-- Start of MATERIAL --

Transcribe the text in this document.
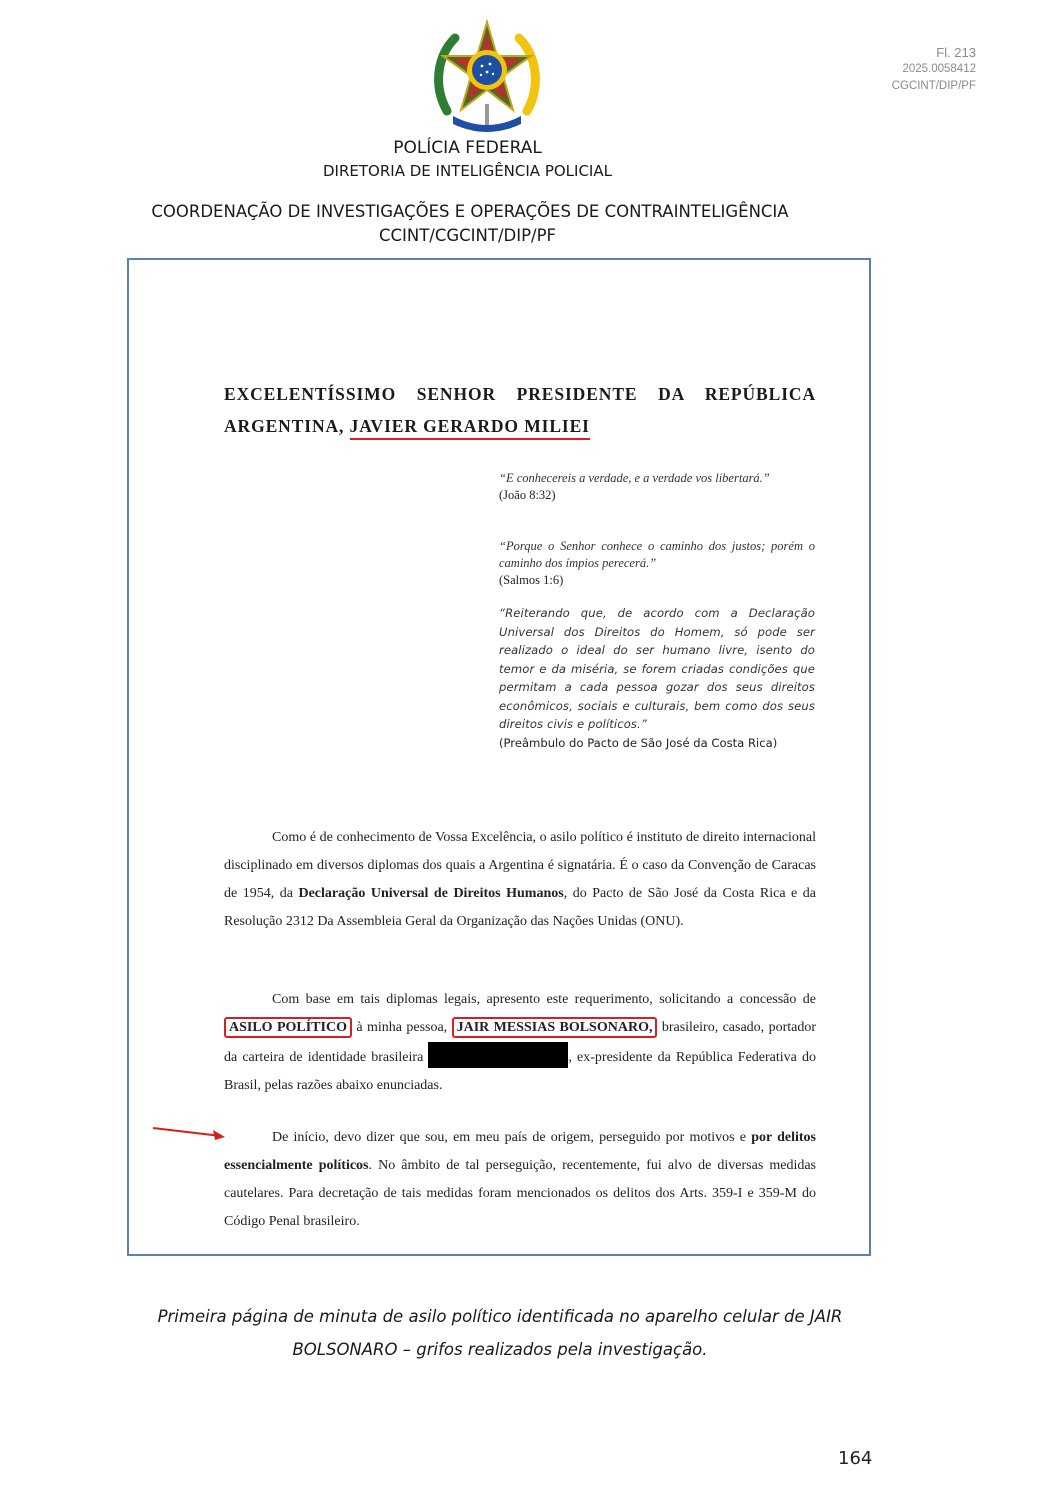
Fl. 213
2025.0058412
CGCINT/DIP/PF
POLÍCIA FEDERAL
DIRETORIA DE INTELIGÊNCIA POLICIAL
COORDENAÇÃO DE INVESTIGAÇÕES E OPERAÇÕES DE CONTRAINTELIGÊNCIA
CCINT/CGCINT/DIP/PF
EXCELENTÍSSIMO SENHOR PRESIDENTE DA REPÚBLICA ARGENTINA, JAVIER GERARDO MILIEI
“E conhecereis a verdade, e a verdade vos libertará.”
(João 8:32)
“Porque o Senhor conhece o caminho dos justos; porém o caminho dos ímpios perecerá.”
(Salmos 1:6)
“Reiterando que, de acordo com a Declaração Universal dos Direitos do Homem, só pode ser realizado o ideal do ser humano livre, isento do temor e da miséria, se forem criadas condições que permitam a cada pessoa gozar dos seus direitos econômicos, sociais e culturais, bem como dos seus direitos civis e políticos.”
(Preâmbulo do Pacto de São José da Costa Rica)
Como é de conhecimento de Vossa Excelência, o asilo político é instituto de direito internacional disciplinado em diversos diplomas dos quais a Argentina é signatária. É o caso da Convenção de Caracas de 1954, da Declaração Universal de Direitos Humanos, do Pacto de São José da Costa Rica e da Resolução 2312 Da Assembleia Geral da Organização das Nações Unidas (ONU).
Com base em tais diplomas legais, apresento este requerimento, solicitando a concessão de ASILO POLÍTICO à minha pessoa, JAIR MESSIAS BOLSONARO, brasileiro, casado, portador da carteira de identidade brasileira	, ex-presidente da República Federativa do Brasil, pelas razões abaixo enunciadas.
De início, devo dizer que sou, em meu país de origem, perseguido por motivos e por delitos essencialmente políticos. No âmbito de tal perseguição, recentemente, fui alvo de diversas medidas cautelares. Para decretação de tais medidas foram mencionados os delitos dos Arts. 359-I e 359-M do Código Penal brasileiro.
Primeira página de minuta de asilo político identificada no aparelho celular de JAIR
BOLSONARO – grifos realizados pela investigação.
164
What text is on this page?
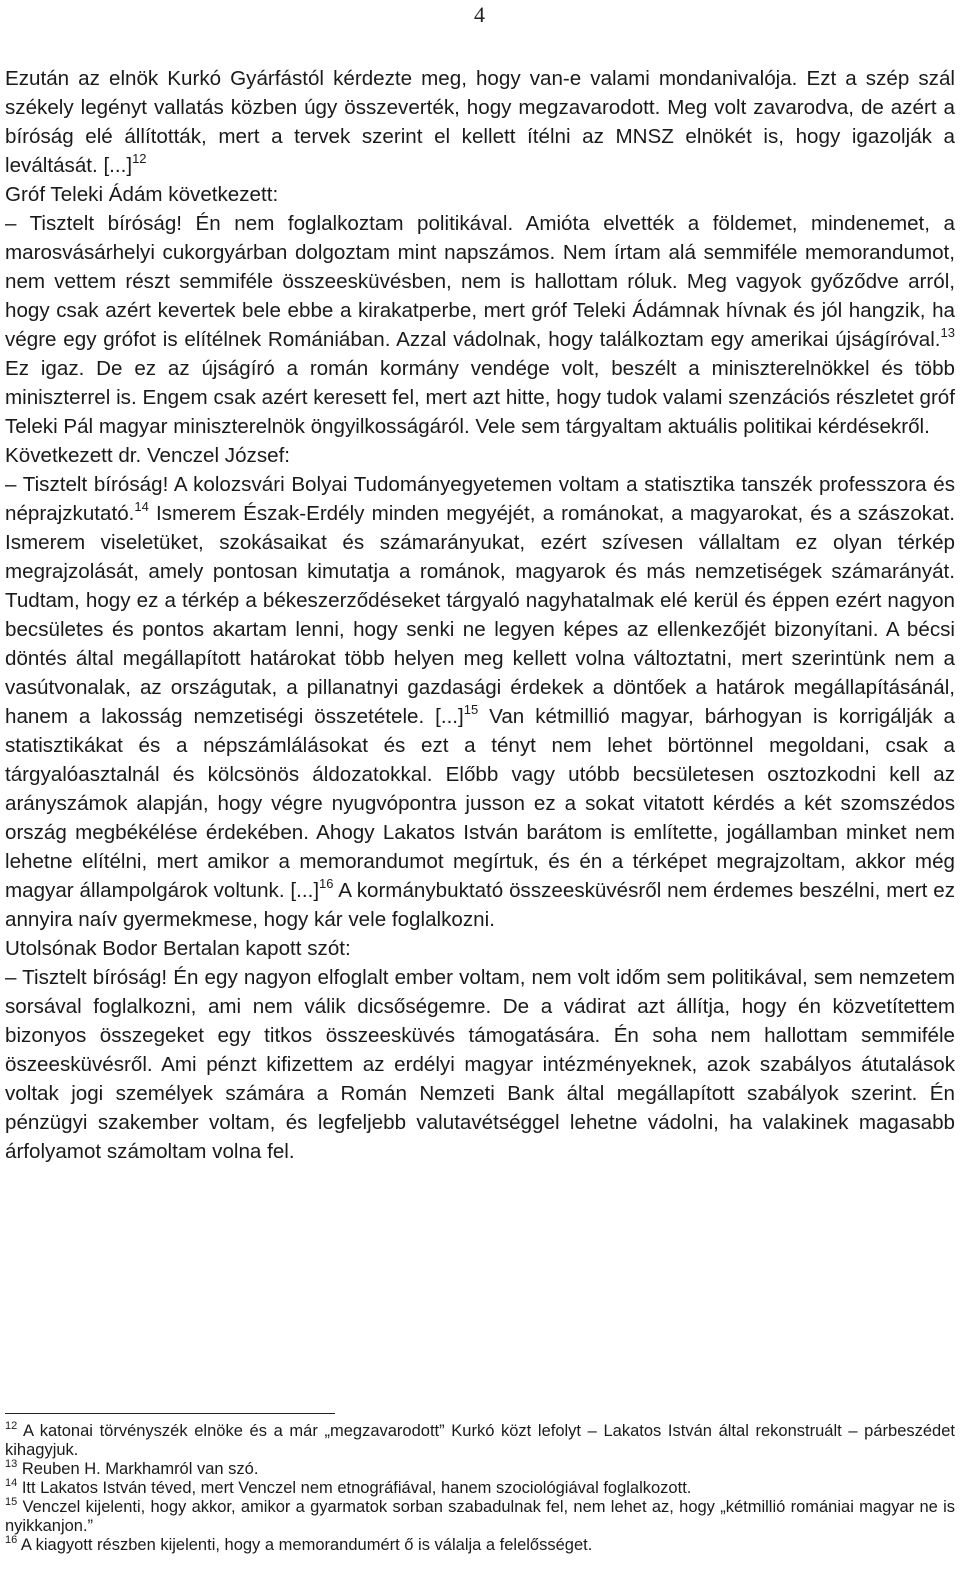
4

Ezután az elnök Kurkó Gyárfástól kérdezte meg, hogy van-e valami mondanivalója. Ezt a szép szál székely legényt vallatás közben úgy összeverték, hogy megzavarodott. Meg volt zavarodva, de azért a bíróság elé állították, mert a tervek szerint el kellett ítélni az MNSZ elnökét is, hogy igazolják a leváltását. [...]$^{12}$

Gróf Teleki Ádám következett:

– Tisztelt bíróság! Én nem foglalkoztam politikával. Amióta elvették a földemet, mindenemet, a marosvásárhelyi cukorgyárban dolgoztam mint napszámos. Nem írtam alá semmiféle memorandumot, nem vettem részt semmiféle összeesküvésben, nem is hallottam róluk. Meg vagyok győződve arról, hogy csak azért kevertek bele ebbe a kirakatperbe, mert gróf Teleki Ádámnak hívnak és jól hangzik, ha végre egy grófot is elítélnek Romániában. Azzal vádolnak, hogy találkoztam egy amerikai újságíróval.$^{13}$ Ez igaz. De ez az újságíró a román kormány vendége volt, beszélt a miniszterelnökkel és több miniszterrel is. Engem csak azért keresett fel, mert azt hitte, hogy tudok valami szenzációs részletet gróf Teleki Pál magyar miniszterelnök öngyilkosságáról. Vele sem tárgyaltam aktuális politikai kérdésekről.

Következett dr. Venczel József:

– Tisztelt bíróság! A kolozsvári Bolyai Tudományegyetemen voltam a statisztika tanszék professzora és néprajzkutató.$^{14}$ Ismerem Észak-Erdély minden megyéjét, a románokat, a magyarokat, és a szászokat. Ismerem viseletüket, szokásaikat és számarányukat, ezért szívesen vállaltam ez olyan térkép megrajzolását, amely pontosan kimutatja a románok, magyarok és más nemzetiségek számarányát. Tudtam, hogy ez a térkép a békeszerződéseket tárgyaló nagyhatalmak elé kerül és éppen ezért nagyon becsületes és pontos akartam lenni, hogy senki ne legyen képes az ellenkezőjét bizonyítani. A bécsi döntés által megállapított határokat több helyen meg kellett volna változtatni, mert szerintünk nem a vasútvonalak, az országutak, a pillanatnyi gazdasági érdekek a döntőek a határok megállapításánál, hanem a lakosság nemzetiségi összetétele. [...]$^{15}$ Van kétmillió magyar, bárhogyan is korrigálják a statisztikákat és a népszámlálásokat és ezt a tényt nem lehet börtönnel megoldani, csak a tárgyalóasztalnál és kölcsönös áldozatokkal. Előbb vagy utóbb becsületesen osztozkodni kell az arányszámok alapján, hogy végre nyugvópontra jusson ez a sokat vitatott kérdés a két szomszédos ország megbékélése érdekében. Ahogy Lakatos István barátom is említette, jogállamban minket nem lehetne elítélni, mert amikor a memorandumot megírtuk, és én a térképet megrajzoltam, akkor még magyar állampolgárok voltunk. [...]$^{16}$ A kormánybuktató összeesküvésről nem érdemes beszélni, mert ez annyira naív gyermekmese, hogy kár vele foglalkozni.

Utolsónak Bodor Bertalan kapott szót:

– Tisztelt bíróság! Én egy nagyon elfoglalt ember voltam, nem volt időm sem politikával, sem nemzetem sorsával foglalkozni, ami nem válik dicsőségemre. De a vádirat azt állítja, hogy én közvetítettem bizonyos összegeket egy titkos összeesküvés támogatására. Én soha nem hallottam semmiféle öszeesküvésről. Ami pénzt kifizettem az erdélyi magyar intézményeknek, azok szabályos átutalások voltak jogi személyek számára a Román Nemzeti Bank által megállapított szabályok szerint. Én pénzügyi szakember voltam, és legfeljebb valutavétséggel lehetne vádolni, ha valakinek magasabb árfolyamot számoltam volna fel.

$^{12}$ A katonai törvényszék elnöke és a már „megzavarodott” Kurkó közt lefolyt – Lakatos István által rekonstruált – párbeszédet kihagyjuk.

$^{13}$ Reuben H. Markhamról van szó.

$^{14}$ Itt Lakatos István téved, mert Venczel nem etnográfiával, hanem szociológiával foglalkozott.

$^{15}$ Venczel kijelenti, hogy akkor, amikor a gyarmatok sorban szabadulnak fel, nem lehet az, hogy „kétmillió romániai magyar ne is nyikkanjon.”

$^{16}$ A kiagyott részben kijelenti, hogy a memorandumért ő is válalja a felelősséget.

-- End of MATERIAL --

TASK → Go through the entries above and print each one exactly, minus the pictures.

EXERCISE SOLUTION →
Transcribe the text in this document.
Fl. 213
2025.0058412
CGCINT/DIP/PF
POLÍCIA FEDERAL
DIRETORIA DE INTELIGÊNCIA POLICIAL
COORDENAÇÃO DE INVESTIGAÇÕES E OPERAÇÕES DE CONTRAINTELIGÊNCIA
CCINT/CGCINT/DIP/PF
EXCELENTÍSSIMO SENHOR PRESIDENTE DA REPÚBLICA ARGENTINA, JAVIER GERARDO MILIEI
“E conhecereis a verdade, e a verdade vos libertará.”
(João 8:32)
“Porque o Senhor conhece o caminho dos justos; porém o caminho dos ímpios perecerá.”
(Salmos 1:6)
“Reiterando que, de acordo com a Declaração Universal dos Direitos do Homem, só pode ser realizado o ideal do ser humano livre, isento do temor e da miséria, se forem criadas condições que permitam a cada pessoa gozar dos seus direitos econômicos, sociais e culturais, bem como dos seus direitos civis e políticos.”
(Preâmbulo do Pacto de São José da Costa Rica)
Como é de conhecimento de Vossa Excelência, o asilo político é instituto de direito internacional disciplinado em diversos diplomas dos quais a Argentina é signatária. É o caso da Convenção de Caracas de 1954, da Declaração Universal de Direitos Humanos, do Pacto de São José da Costa Rica e da Resolução 2312 Da Assembleia Geral da Organização das Nações Unidas (ONU).
Com base em tais diplomas legais, apresento este requerimento, solicitando a concessão de ASILO POLÍTICO à minha pessoa, JAIR MESSIAS BOLSONARO, brasileiro, casado, portador da carteira de identidade brasileira	, ex-presidente da República Federativa do Brasil, pelas razões abaixo enunciadas.
De início, devo dizer que sou, em meu país de origem, perseguido por motivos e por delitos essencialmente políticos. No âmbito de tal perseguição, recentemente, fui alvo de diversas medidas cautelares. Para decretação de tais medidas foram mencionados os delitos dos Arts. 359-I e 359-M do Código Penal brasileiro.
Primeira página de minuta de asilo político identificada no aparelho celular de JAIR
BOLSONARO – grifos realizados pela investigação.
164
What text is on this page?
4

Ezután az elnök Kurkó Gyárfástól kérdezte meg, hogy van-e valami mondanivalója. Ezt a szép szál székely legényt vallatás közben úgy összeverték, hogy megzavarodott. Meg volt zavarodva, de azért a bíróság elé állították, mert a tervek szerint el kellett ítélni az MNSZ elnökét is, hogy igazolják a leváltását. [...]$^{12}$

Gróf Teleki Ádám következett:

– Tisztelt bíróság! Én nem foglalkoztam politikával. Amióta elvették a földemet, mindenemet, a marosvásárhelyi cukorgyárban dolgoztam mint napszámos. Nem írtam alá semmiféle memorandumot, nem vettem részt semmiféle összeesküvésben, nem is hallottam róluk. Meg vagyok győződve arról, hogy csak azért kevertek bele ebbe a kirakatperbe, mert gróf Teleki Ádámnak hívnak és jól hangzik, ha végre egy grófot is elítélnek Romániában. Azzal vádolnak, hogy találkoztam egy amerikai újságíróval.$^{13}$ Ez igaz. De ez az újságíró a román kormány vendége volt, beszélt a miniszterelnökkel és több miniszterrel is. Engem csak azért keresett fel, mert azt hitte, hogy tudok valami szenzációs részletet gróf Teleki Pál magyar miniszterelnök öngyilkosságáról. Vele sem tárgyaltam aktuális politikai kérdésekről.

Következett dr. Venczel József:

– Tisztelt bíróság! A kolozsvári Bolyai Tudományegyetemen voltam a statisztika tanszék professzora és néprajzkutató.$^{14}$ Ismerem Észak-Erdély minden megyéjét, a románokat, a magyarokat, és a szászokat. Ismerem viseletüket, szokásaikat és számarányukat, ezért szívesen vállaltam ez olyan térkép megrajzolását, amely pontosan kimutatja a románok, magyarok és más nemzetiségek számarányát. Tudtam, hogy ez a térkép a békeszerződéseket tárgyaló nagyhatalmak elé kerül és éppen ezért nagyon becsületes és pontos akartam lenni, hogy senki ne legyen képes az ellenkezőjét bizonyítani. A bécsi döntés által megállapított határokat több helyen meg kellett volna változtatni, mert szerintünk nem a vasútvonalak, az országutak, a pillanatnyi gazdasági érdekek a döntőek a határok megállapításánál, hanem a lakosság nemzetiségi összetétele. [...]$^{15}$ Van kétmillió magyar, bárhogyan is korrigálják a statisztikákat és a népszámlálásokat és ezt a tényt nem lehet börtönnel megoldani, csak a tárgyalóasztalnál és kölcsönös áldozatokkal. Előbb vagy utóbb becsületesen osztozkodni kell az arányszámok alapján, hogy végre nyugvópontra jusson ez a sokat vitatott kérdés a két szomszédos ország megbékélése érdekében. Ahogy Lakatos István barátom is említette, jogállamban minket nem lehetne elítélni, mert amikor a memorandumot megírtuk, és én a térképet megrajzoltam, akkor még magyar állampolgárok voltunk. [...]$^{16}$ A kormánybuktató összeesküvésről nem érdemes beszélni, mert ez annyira naív gyermekmese, hogy kár vele foglalkozni.

Utolsónak Bodor Bertalan kapott szót:

– Tisztelt bíróság! Én egy nagyon elfoglalt ember voltam, nem volt időm sem politikával, sem nemzetem sorsával foglalkozni, ami nem válik dicsőségemre. De a vádirat azt állítja, hogy én közvetítettem bizonyos összegeket egy titkos összeesküvés támogatására. Én soha nem hallottam semmiféle öszeesküvésről. Ami pénzt kifizettem az erdélyi magyar intézményeknek, azok szabályos átutalások voltak jogi személyek számára a Román Nemzeti Bank által megállapított szabályok szerint. Én pénzügyi szakember voltam, és legfeljebb valutavétséggel lehetne vádolni, ha valakinek magasabb árfolyamot számoltam volna fel.

$^{12}$ A katonai törvényszék elnöke és a már „megzavarodott” Kurkó közt lefolyt – Lakatos István által rekonstruált – párbeszédet kihagyjuk.

$^{13}$ Reuben H. Markhamról van szó.

$^{14}$ Itt Lakatos István téved, mert Venczel nem etnográfiával, hanem szociológiával foglalkozott.

$^{15}$ Venczel kijelenti, hogy akkor, amikor a gyarmatok sorban szabadulnak fel, nem lehet az, hogy „kétmillió romániai magyar ne is nyikkanjon.”

$^{16}$ A kiagyott részben kijelenti, hogy a memorandumért ő is válalja a felelősséget.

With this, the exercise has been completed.